- REQUIRED WORK
Retype all material exactly. Pictures stay out of the copy.

- TASK INPUT
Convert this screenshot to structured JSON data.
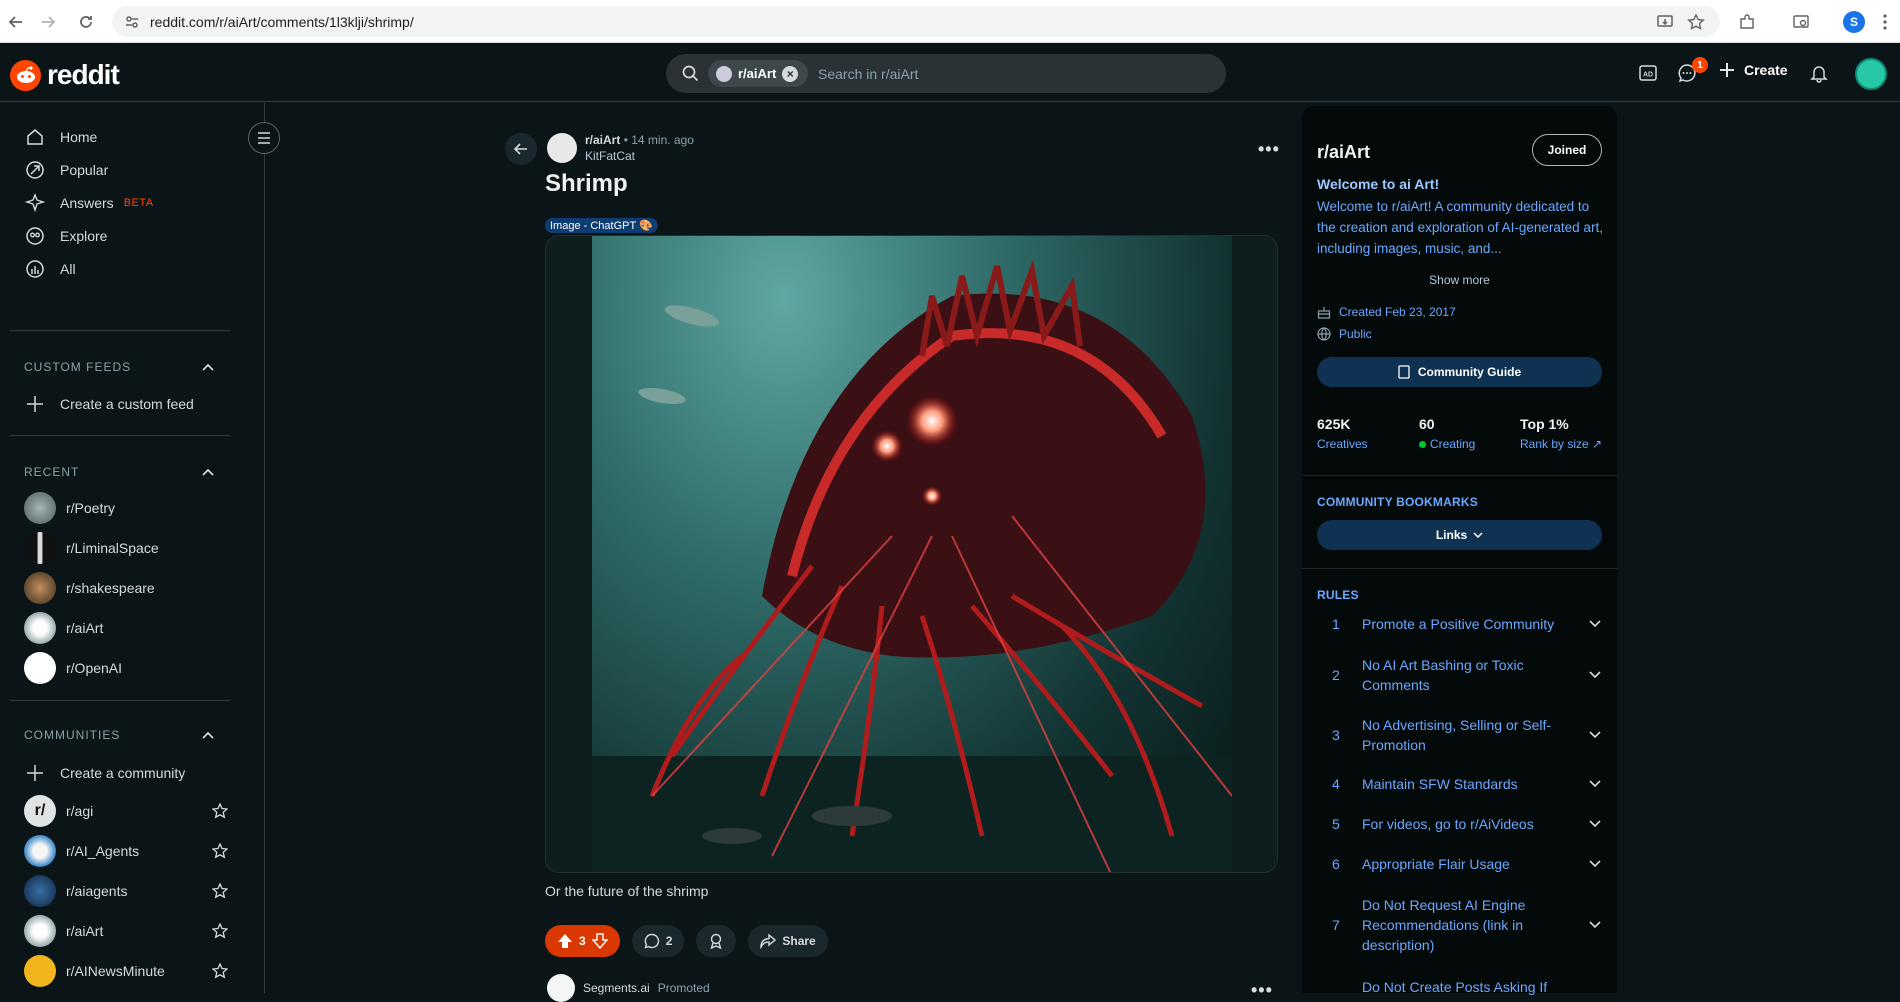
{
  "browser": {
    "url": "reddit.com/r/aiArt/comments/1l3klji/shrimp/",
    "profile_initial": "S"
  },
  "header": {
    "logo_text": "reddit",
    "search_chip": "r/aiArt",
    "search_placeholder": "Search in r/aiArt",
    "chat_badge": "1",
    "create_label": "Create"
  },
  "sidebar": {
    "nav": [
      {
        "label": "Home",
        "icon": "home-icon"
      },
      {
        "label": "Popular",
        "icon": "popular-icon"
      },
      {
        "label": "Answers",
        "icon": "answers-icon",
        "tag": "BETA"
      },
      {
        "label": "Explore",
        "icon": "explore-icon"
      },
      {
        "label": "All",
        "icon": "all-icon"
      }
    ],
    "custom_feeds_heading": "CUSTOM FEEDS",
    "create_feed_label": "Create a custom feed",
    "recent_heading": "RECENT",
    "recent": [
      "r/Poetry",
      "r/LiminalSpace",
      "r/shakespeare",
      "r/aiArt",
      "r/OpenAI"
    ],
    "communities_heading": "COMMUNITIES",
    "create_community_label": "Create a community",
    "communities": [
      "r/agi",
      "r/AI_Agents",
      "r/aiagents",
      "r/aiArt",
      "r/AINewsMinute"
    ]
  },
  "post": {
    "subreddit": "r/aiArt",
    "time": "14 min. ago",
    "author": "KitFatCat",
    "title": "Shrimp",
    "flair": "Image - ChatGPT",
    "caption": "Or the future of the shrimp",
    "votes": "3",
    "comments": "2",
    "share_label": "Share",
    "promo_name": "Segments.ai",
    "promo_tag": "Promoted"
  },
  "community": {
    "name": "r/aiArt",
    "joined_label": "Joined",
    "welcome": "Welcome to ai Art!",
    "description": "Welcome to r/aiArt! A community dedicated to the creation and exploration of AI-generated art, including images, music, and...",
    "show_more": "Show more",
    "created": "Created Feb 23, 2017",
    "visibility": "Public",
    "guide_label": "Community Guide",
    "stats": [
      {
        "value": "625K",
        "label": "Creatives"
      },
      {
        "value": "60",
        "label": "Creating"
      },
      {
        "value": "Top 1%",
        "label": "Rank by size"
      }
    ],
    "bookmarks_heading": "COMMUNITY BOOKMARKS",
    "links_label": "Links",
    "rules_heading": "RULES",
    "rules": [
      "Promote a Positive Community",
      "No AI Art Bashing or Toxic Comments",
      "No Advertising, Selling or Self-Promotion",
      "Maintain SFW Standards",
      "For videos, go to r/AiVideos",
      "Appropriate Flair Usage",
      "Do Not Request AI Engine Recommendations (link in description)",
      "Do Not Create Posts Asking If"
    ],
    "rule_numbers": [
      "1",
      "2",
      "3",
      "4",
      "5",
      "6",
      "7"
    ]
  },
  "colors": {
    "accent": "#ff4500",
    "link": "#6ba8ff",
    "vote_active": "#d93900"
  }
}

- ANSWER FOR THE TASK
Convert this screenshot to structured JSON data.
{
  "browser": {
    "url": "reddit.com/r/aiArt/comments/1l3klji/shrimp/",
    "profile_initial": "S"
  },
  "header": {
    "logo_text": "reddit",
    "search_chip": "r/aiArt",
    "search_placeholder": "Search in r/aiArt",
    "chat_badge": "1",
    "create_label": "Create"
  },
  "sidebar": {
    "nav": [
      {
        "label": "Home",
        "icon": "home-icon"
      },
      {
        "label": "Popular",
        "icon": "popular-icon"
      },
      {
        "label": "Answers",
        "icon": "answers-icon",
        "tag": "BETA"
      },
      {
        "label": "Explore",
        "icon": "explore-icon"
      },
      {
        "label": "All",
        "icon": "all-icon"
      }
    ],
    "custom_feeds_heading": "CUSTOM FEEDS",
    "create_feed_label": "Create a custom feed",
    "recent_heading": "RECENT",
    "recent": [
      "r/Poetry",
      "r/LiminalSpace",
      "r/shakespeare",
      "r/aiArt",
      "r/OpenAI"
    ],
    "communities_heading": "COMMUNITIES",
    "create_community_label": "Create a community",
    "communities": [
      "r/agi",
      "r/AI_Agents",
      "r/aiagents",
      "r/aiArt",
      "r/AINewsMinute"
    ]
  },
  "post": {
    "subreddit": "r/aiArt",
    "time": "14 min. ago",
    "author": "KitFatCat",
    "title": "Shrimp",
    "flair": "Image - ChatGPT",
    "caption": "Or the future of the shrimp",
    "votes": "3",
    "comments": "2",
    "share_label": "Share",
    "promo_name": "Segments.ai",
    "promo_tag": "Promoted"
  },
  "community": {
    "name": "r/aiArt",
    "joined_label": "Joined",
    "welcome": "Welcome to ai Art!",
    "description": "Welcome to r/aiArt! A community dedicated to the creation and exploration of AI-generated art, including images, music, and...",
    "show_more": "Show more",
    "created": "Created Feb 23, 2017",
    "visibility": "Public",
    "guide_label": "Community Guide",
    "stats": [
      {
        "value": "625K",
        "label": "Creatives"
      },
      {
        "value": "60",
        "label": "Creating"
      },
      {
        "value": "Top 1%",
        "label": "Rank by size"
      }
    ],
    "bookmarks_heading": "COMMUNITY BOOKMARKS",
    "links_label": "Links",
    "rules_heading": "RULES",
    "rules": [
      "Promote a Positive Community",
      "No AI Art Bashing or Toxic Comments",
      "No Advertising, Selling or Self-Promotion",
      "Maintain SFW Standards",
      "For videos, go to r/AiVideos",
      "Appropriate Flair Usage",
      "Do Not Request AI Engine Recommendations (link in description)",
      "Do Not Create Posts Asking If"
    ],
    "rule_numbers": [
      "1",
      "2",
      "3",
      "4",
      "5",
      "6",
      "7"
    ]
  },
  "colors": {
    "accent": "#ff4500",
    "link": "#6ba8ff",
    "vote_active": "#d93900"
  }
}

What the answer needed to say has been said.